Entries taken from a collection
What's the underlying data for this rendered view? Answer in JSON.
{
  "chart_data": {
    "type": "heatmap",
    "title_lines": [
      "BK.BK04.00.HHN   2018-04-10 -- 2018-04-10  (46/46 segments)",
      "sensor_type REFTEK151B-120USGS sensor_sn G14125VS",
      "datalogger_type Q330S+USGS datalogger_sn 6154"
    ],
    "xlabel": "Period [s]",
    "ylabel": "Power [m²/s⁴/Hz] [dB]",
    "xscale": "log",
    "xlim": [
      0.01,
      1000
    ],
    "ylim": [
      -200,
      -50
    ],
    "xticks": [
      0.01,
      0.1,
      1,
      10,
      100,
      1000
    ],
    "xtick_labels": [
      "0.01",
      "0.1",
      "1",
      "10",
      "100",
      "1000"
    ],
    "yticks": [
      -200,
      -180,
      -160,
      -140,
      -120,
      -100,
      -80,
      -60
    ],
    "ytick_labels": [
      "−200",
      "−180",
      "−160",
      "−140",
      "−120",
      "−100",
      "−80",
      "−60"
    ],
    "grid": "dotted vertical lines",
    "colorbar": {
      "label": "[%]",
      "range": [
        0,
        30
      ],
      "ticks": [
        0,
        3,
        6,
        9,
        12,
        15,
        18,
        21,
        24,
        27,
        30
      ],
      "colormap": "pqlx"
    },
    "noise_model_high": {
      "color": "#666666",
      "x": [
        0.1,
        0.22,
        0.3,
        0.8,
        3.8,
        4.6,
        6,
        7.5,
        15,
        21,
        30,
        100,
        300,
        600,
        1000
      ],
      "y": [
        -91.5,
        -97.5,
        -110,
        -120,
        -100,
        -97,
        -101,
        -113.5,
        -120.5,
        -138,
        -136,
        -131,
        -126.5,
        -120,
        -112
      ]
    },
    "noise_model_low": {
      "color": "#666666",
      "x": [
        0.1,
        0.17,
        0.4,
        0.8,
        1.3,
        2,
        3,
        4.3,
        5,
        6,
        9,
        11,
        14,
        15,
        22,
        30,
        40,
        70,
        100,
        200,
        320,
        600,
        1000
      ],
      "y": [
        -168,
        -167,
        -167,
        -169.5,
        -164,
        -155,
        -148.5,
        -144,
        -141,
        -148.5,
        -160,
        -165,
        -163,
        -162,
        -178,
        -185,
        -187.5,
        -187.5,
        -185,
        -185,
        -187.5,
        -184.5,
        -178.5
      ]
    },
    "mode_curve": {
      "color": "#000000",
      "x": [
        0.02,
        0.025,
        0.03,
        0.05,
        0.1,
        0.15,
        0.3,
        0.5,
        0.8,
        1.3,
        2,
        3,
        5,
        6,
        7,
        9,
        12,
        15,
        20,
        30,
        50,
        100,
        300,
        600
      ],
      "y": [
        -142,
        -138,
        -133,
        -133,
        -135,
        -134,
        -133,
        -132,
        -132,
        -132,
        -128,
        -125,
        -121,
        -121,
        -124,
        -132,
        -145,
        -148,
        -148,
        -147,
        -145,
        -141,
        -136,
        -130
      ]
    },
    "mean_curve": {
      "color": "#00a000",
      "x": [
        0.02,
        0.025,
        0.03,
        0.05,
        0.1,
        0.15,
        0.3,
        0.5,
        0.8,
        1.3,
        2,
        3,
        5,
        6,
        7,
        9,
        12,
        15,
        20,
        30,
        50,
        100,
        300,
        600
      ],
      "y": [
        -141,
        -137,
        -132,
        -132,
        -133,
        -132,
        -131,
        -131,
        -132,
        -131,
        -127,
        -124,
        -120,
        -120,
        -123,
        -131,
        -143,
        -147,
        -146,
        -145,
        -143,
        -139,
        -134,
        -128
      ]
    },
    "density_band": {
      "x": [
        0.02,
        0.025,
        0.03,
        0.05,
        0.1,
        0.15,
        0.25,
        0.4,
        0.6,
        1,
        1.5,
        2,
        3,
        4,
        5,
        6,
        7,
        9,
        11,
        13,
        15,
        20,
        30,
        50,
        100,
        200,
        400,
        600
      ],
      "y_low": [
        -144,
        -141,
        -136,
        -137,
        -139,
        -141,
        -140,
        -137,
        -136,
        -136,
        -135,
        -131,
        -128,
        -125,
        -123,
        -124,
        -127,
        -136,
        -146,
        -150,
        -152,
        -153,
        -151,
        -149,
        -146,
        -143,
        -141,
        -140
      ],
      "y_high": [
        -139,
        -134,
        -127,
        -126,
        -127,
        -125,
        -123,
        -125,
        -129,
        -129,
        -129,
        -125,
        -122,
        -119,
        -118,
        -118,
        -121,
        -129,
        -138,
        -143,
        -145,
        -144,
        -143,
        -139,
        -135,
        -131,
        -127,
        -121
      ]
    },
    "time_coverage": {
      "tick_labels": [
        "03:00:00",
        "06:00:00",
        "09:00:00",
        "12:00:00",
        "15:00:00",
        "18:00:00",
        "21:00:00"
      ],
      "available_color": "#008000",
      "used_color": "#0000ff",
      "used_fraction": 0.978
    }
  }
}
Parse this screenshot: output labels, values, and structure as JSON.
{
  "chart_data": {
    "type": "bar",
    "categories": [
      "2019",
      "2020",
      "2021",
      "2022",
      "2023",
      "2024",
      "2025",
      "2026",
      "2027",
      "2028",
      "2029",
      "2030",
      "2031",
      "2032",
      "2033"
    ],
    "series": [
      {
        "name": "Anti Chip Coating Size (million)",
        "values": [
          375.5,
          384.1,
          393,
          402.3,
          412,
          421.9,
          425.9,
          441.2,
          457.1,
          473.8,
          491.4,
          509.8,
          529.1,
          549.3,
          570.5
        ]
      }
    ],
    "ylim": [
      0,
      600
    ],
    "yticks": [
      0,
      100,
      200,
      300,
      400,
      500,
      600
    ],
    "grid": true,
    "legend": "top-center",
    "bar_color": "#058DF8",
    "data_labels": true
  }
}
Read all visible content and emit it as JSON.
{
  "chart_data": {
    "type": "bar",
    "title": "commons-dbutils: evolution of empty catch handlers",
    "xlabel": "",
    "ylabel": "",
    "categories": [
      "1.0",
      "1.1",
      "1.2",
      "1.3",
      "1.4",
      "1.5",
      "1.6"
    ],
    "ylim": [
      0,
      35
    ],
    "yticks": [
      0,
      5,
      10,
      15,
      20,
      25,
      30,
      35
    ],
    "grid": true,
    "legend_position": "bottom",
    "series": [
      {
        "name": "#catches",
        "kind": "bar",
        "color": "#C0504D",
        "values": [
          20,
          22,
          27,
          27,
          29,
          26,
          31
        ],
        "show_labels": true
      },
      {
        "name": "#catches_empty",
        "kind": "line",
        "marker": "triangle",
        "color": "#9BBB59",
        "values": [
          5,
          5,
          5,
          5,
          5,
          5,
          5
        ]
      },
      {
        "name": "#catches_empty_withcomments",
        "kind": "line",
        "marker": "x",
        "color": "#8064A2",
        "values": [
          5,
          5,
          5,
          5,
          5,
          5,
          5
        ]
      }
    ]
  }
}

• **Aim of the exercise**: All of the data needs to be reproduced exactly, with no line missing.

• **Expected answer**:
What's the underlying data for this rendered view? Answer in JSON.
{
  "chart_data": {
    "type": "heatmap",
    "title_lines": [
      "BK.BK04.00.HHN   2018-04-10 -- 2018-04-10  (46/46 segments)",
      "sensor_type REFTEK151B-120USGS sensor_sn G14125VS",
      "datalogger_type Q330S+USGS datalogger_sn 6154"
    ],
    "xlabel": "Period [s]",
    "ylabel": "Power [m²/s⁴/Hz] [dB]",
    "xscale": "log",
    "xlim": [
      0.01,
      1000
    ],
    "ylim": [
      -200,
      -50
    ],
    "xticks": [
      0.01,
      0.1,
      1,
      10,
      100,
      1000
    ],
    "xtick_labels": [
      "0.01",
      "0.1",
      "1",
      "10",
      "100",
      "1000"
    ],
    "yticks": [
      -200,
      -180,
      -160,
      -140,
      -120,
      -100,
      -80,
      -60
    ],
    "ytick_labels": [
      "−200",
      "−180",
      "−160",
      "−140",
      "−120",
      "−100",
      "−80",
      "−60"
    ],
    "grid": "dotted vertical lines",
    "colorbar": {
      "label": "[%]",
      "range": [
        0,
        30
      ],
      "ticks": [
        0,
        3,
        6,
        9,
        12,
        15,
        18,
        21,
        24,
        27,
        30
      ],
      "colormap": "pqlx"
    },
    "noise_model_high": {
      "color": "#666666",
      "x": [
        0.1,
        0.22,
        0.3,
        0.8,
        3.8,
        4.6,
        6,
        7.5,
        15,
        21,
        30,
        100,
        300,
        600,
        1000
      ],
      "y": [
        -91.5,
        -97.5,
        -110,
        -120,
        -100,
        -97,
        -101,
        -113.5,
        -120.5,
        -138,
        -136,
        -131,
        -126.5,
        -120,
        -112
      ]
    },
    "noise_model_low": {
      "color": "#666666",
      "x": [
        0.1,
        0.17,
        0.4,
        0.8,
        1.3,
        2,
        3,
        4.3,
        5,
        6,
        9,
        11,
        14,
        15,
        22,
        30,
        40,
        70,
        100,
        200,
        320,
        600,
        1000
      ],
      "y": [
        -168,
        -167,
        -167,
        -169.5,
        -164,
        -155,
        -148.5,
        -144,
        -141,
        -148.5,
        -160,
        -165,
        -163,
        -162,
        -178,
        -185,
        -187.5,
        -187.5,
        -185,
        -185,
        -187.5,
        -184.5,
        -178.5
      ]
    },
    "mode_curve": {
      "color": "#000000",
      "x": [
        0.02,
        0.025,
        0.03,
        0.05,
        0.1,
        0.15,
        0.3,
        0.5,
        0.8,
        1.3,
        2,
        3,
        5,
        6,
        7,
        9,
        12,
        15,
        20,
        30,
        50,
        100,
        300,
        600
      ],
      "y": [
        -142,
        -138,
        -133,
        -133,
        -135,
        -134,
        -133,
        -132,
        -132,
        -132,
        -128,
        -125,
        -121,
        -121,
        -124,
        -132,
        -145,
        -148,
        -148,
        -147,
        -145,
        -141,
        -136,
        -130
      ]
    },
    "mean_curve": {
      "color": "#00a000",
      "x": [
        0.02,
        0.025,
        0.03,
        0.05,
        0.1,
        0.15,
        0.3,
        0.5,
        0.8,
        1.3,
        2,
        3,
        5,
        6,
        7,
        9,
        12,
        15,
        20,
        30,
        50,
        100,
        300,
        600
      ],
      "y": [
        -141,
        -137,
        -132,
        -132,
        -133,
        -132,
        -131,
        -131,
        -132,
        -131,
        -127,
        -124,
        -120,
        -120,
        -123,
        -131,
        -143,
        -147,
        -146,
        -145,
        -143,
        -139,
        -134,
        -128
      ]
    },
    "density_band": {
      "x": [
        0.02,
        0.025,
        0.03,
        0.05,
        0.1,
        0.15,
        0.25,
        0.4,
        0.6,
        1,
        1.5,
        2,
        3,
        4,
        5,
        6,
        7,
        9,
        11,
        13,
        15,
        20,
        30,
        50,
        100,
        200,
        400,
        600
      ],
      "y_low": [
        -144,
        -141,
        -136,
        -137,
        -139,
        -141,
        -140,
        -137,
        -136,
        -136,
        -135,
        -131,
        -128,
        -125,
        -123,
        -124,
        -127,
        -136,
        -146,
        -150,
        -152,
        -153,
        -151,
        -149,
        -146,
        -143,
        -141,
        -140
      ],
      "y_high": [
        -139,
        -134,
        -127,
        -126,
        -127,
        -125,
        -123,
        -125,
        -129,
        -129,
        -129,
        -125,
        -122,
        -119,
        -118,
        -118,
        -121,
        -129,
        -138,
        -143,
        -145,
        -144,
        -143,
        -139,
        -135,
        -131,
        -127,
        -121
      ]
    },
    "time_coverage": {
      "tick_labels": [
        "03:00:00",
        "06:00:00",
        "09:00:00",
        "12:00:00",
        "15:00:00",
        "18:00:00",
        "21:00:00"
      ],
      "available_color": "#008000",
      "used_color": "#0000ff",
      "used_fraction": 0.978
    }
  }
}
Parse this screenshot: output labels, values, and structure as JSON.
{
  "chart_data": {
    "type": "bar",
    "categories": [
      "2019",
      "2020",
      "2021",
      "2022",
      "2023",
      "2024",
      "2025",
      "2026",
      "2027",
      "2028",
      "2029",
      "2030",
      "2031",
      "2032",
      "2033"
    ],
    "series": [
      {
        "name": "Anti Chip Coating Size (million)",
        "values": [
          375.5,
          384.1,
          393,
          402.3,
          412,
          421.9,
          425.9,
          441.2,
          457.1,
          473.8,
          491.4,
          509.8,
          529.1,
          549.3,
          570.5
        ]
      }
    ],
    "ylim": [
      0,
      600
    ],
    "yticks": [
      0,
      100,
      200,
      300,
      400,
      500,
      600
    ],
    "grid": true,
    "legend": "top-center",
    "bar_color": "#058DF8",
    "data_labels": true
  }
}
Read all visible content and emit it as JSON.
{
  "chart_data": {
    "type": "bar",
    "title": "commons-dbutils: evolution of empty catch handlers",
    "xlabel": "",
    "ylabel": "",
    "categories": [
      "1.0",
      "1.1",
      "1.2",
      "1.3",
      "1.4",
      "1.5",
      "1.6"
    ],
    "ylim": [
      0,
      35
    ],
    "yticks": [
      0,
      5,
      10,
      15,
      20,
      25,
      30,
      35
    ],
    "grid": true,
    "legend_position": "bottom",
    "series": [
      {
        "name": "#catches",
        "kind": "bar",
        "color": "#C0504D",
        "values": [
          20,
          22,
          27,
          27,
          29,
          26,
          31
        ],
        "show_labels": true
      },
      {
        "name": "#catches_empty",
        "kind": "line",
        "marker": "triangle",
        "color": "#9BBB59",
        "values": [
          5,
          5,
          5,
          5,
          5,
          5,
          5
        ]
      },
      {
        "name": "#catches_empty_withcomments",
        "kind": "line",
        "marker": "x",
        "color": "#8064A2",
        "values": [
          5,
          5,
          5,
          5,
          5,
          5,
          5
        ]
      }
    ]
  }
}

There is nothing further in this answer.